▸ Task instructions
Identify the lines containing the word "this". Copy each one.

▸ Dataset rows
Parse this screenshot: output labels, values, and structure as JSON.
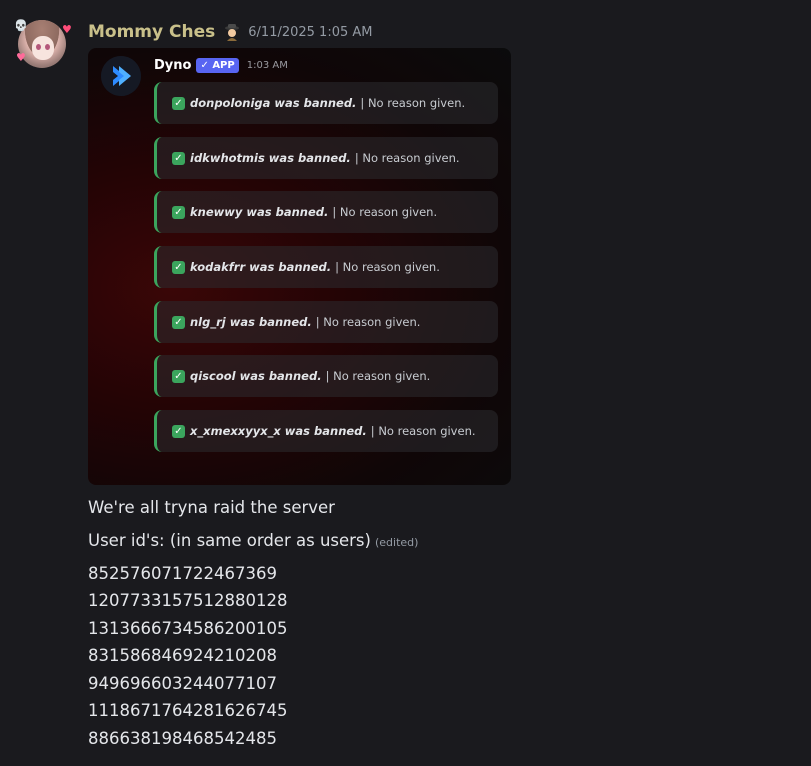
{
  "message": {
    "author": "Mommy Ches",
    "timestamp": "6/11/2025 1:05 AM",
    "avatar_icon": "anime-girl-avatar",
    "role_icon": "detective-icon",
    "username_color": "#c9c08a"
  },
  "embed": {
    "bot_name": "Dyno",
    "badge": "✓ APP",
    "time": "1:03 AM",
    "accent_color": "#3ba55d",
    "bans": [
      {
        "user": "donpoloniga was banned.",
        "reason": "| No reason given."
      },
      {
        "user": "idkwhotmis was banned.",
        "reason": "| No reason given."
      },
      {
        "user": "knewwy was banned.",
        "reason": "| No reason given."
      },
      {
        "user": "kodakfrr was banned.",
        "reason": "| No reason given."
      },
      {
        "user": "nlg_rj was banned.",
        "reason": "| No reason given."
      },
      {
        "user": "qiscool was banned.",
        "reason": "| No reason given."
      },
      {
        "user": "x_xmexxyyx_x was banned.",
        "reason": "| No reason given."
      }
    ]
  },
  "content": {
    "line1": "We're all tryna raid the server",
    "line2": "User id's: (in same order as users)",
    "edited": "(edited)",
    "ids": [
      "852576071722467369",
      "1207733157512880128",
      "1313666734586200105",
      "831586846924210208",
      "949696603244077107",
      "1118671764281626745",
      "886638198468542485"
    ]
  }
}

--

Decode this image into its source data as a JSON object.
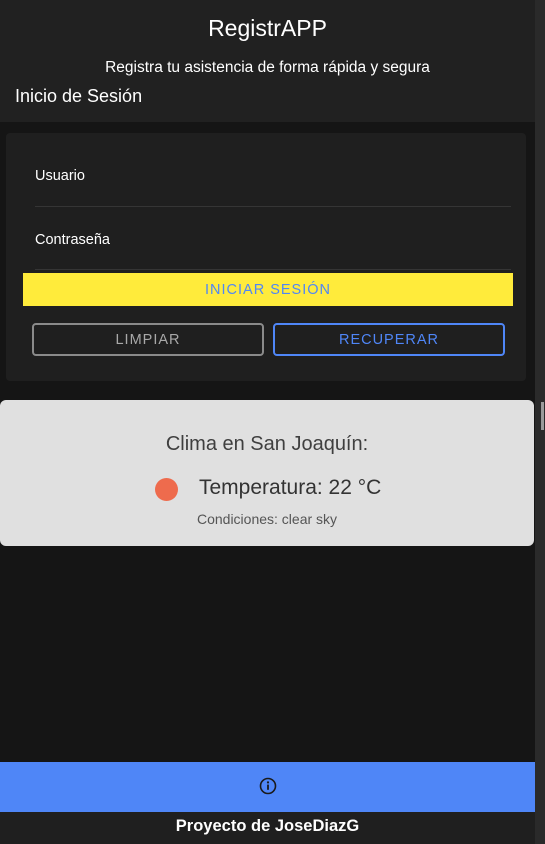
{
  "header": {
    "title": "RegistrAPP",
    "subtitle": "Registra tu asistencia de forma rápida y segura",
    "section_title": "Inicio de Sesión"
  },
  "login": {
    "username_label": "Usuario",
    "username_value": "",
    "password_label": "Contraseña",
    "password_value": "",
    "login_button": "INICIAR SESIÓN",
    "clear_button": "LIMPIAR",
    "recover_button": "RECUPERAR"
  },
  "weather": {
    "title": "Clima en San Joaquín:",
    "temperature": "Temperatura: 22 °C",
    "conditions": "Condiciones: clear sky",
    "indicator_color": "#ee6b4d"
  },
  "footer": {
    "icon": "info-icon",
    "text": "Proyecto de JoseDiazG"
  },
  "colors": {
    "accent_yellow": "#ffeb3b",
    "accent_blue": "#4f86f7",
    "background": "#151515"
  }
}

▸ The completed task
Parse this screenshot: output labels, values, and structure as JSON.
Decode this image into its source data as a JSON object.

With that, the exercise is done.